Dataset rows about figures:
┏━━
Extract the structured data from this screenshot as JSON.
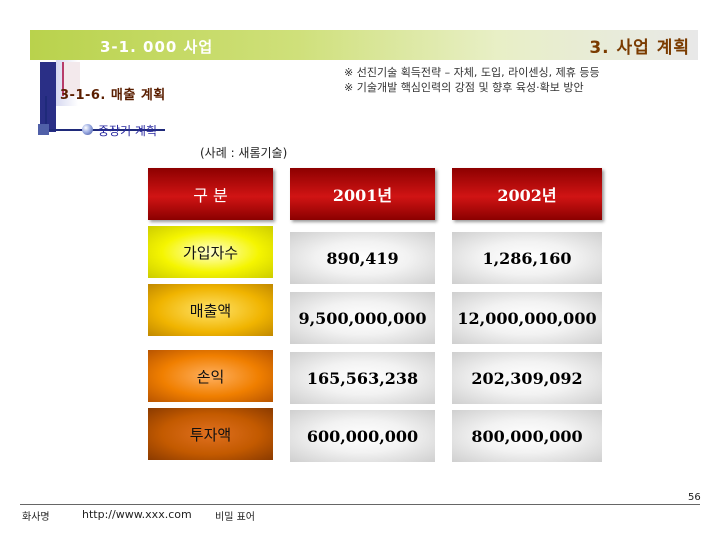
{
  "header": {
    "section_code": "3-1. 000 사업",
    "section_title": "3. 사업 계획"
  },
  "subheader": {
    "title": "3-1-6. 매출 계획",
    "notes": [
      "※ 선진기술 획득전략 – 자체, 도입, 라이센싱, 제휴 등등",
      "※ 기술개발 핵심인력의 강점 및 향후 육성·확보 방안"
    ]
  },
  "bullet": {
    "label": "중장기 계획",
    "example": "(사례 : 새롬기술)"
  },
  "table": {
    "headers": [
      "구 분",
      "2001년",
      "2002년"
    ],
    "rows": [
      {
        "label": "가입자수",
        "values": [
          "890,419",
          "1,286,160"
        ]
      },
      {
        "label": "매출액",
        "values": [
          "9,500,000,000",
          "12,000,000,000"
        ]
      },
      {
        "label": "손익",
        "values": [
          "165,563,238",
          "202,309,092"
        ]
      },
      {
        "label": "투자액",
        "values": [
          "600,000,000",
          "800,000,000"
        ]
      }
    ]
  },
  "footer": {
    "company": "화사명",
    "url": "http://www.xxx.com",
    "grade": "비밀 표어",
    "page": "56"
  },
  "colors": {
    "header_band": "#b9d24c",
    "header_red": "#b30000",
    "accent_navy": "#2a2f86"
  }
}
┗━━
Using the listing above, return all lines where the word "label" occurs.

    "label": "중장기 계획",
        "label": "가입자수",
        "label": "매출액",
        "label": "손익",
        "label": "투자액",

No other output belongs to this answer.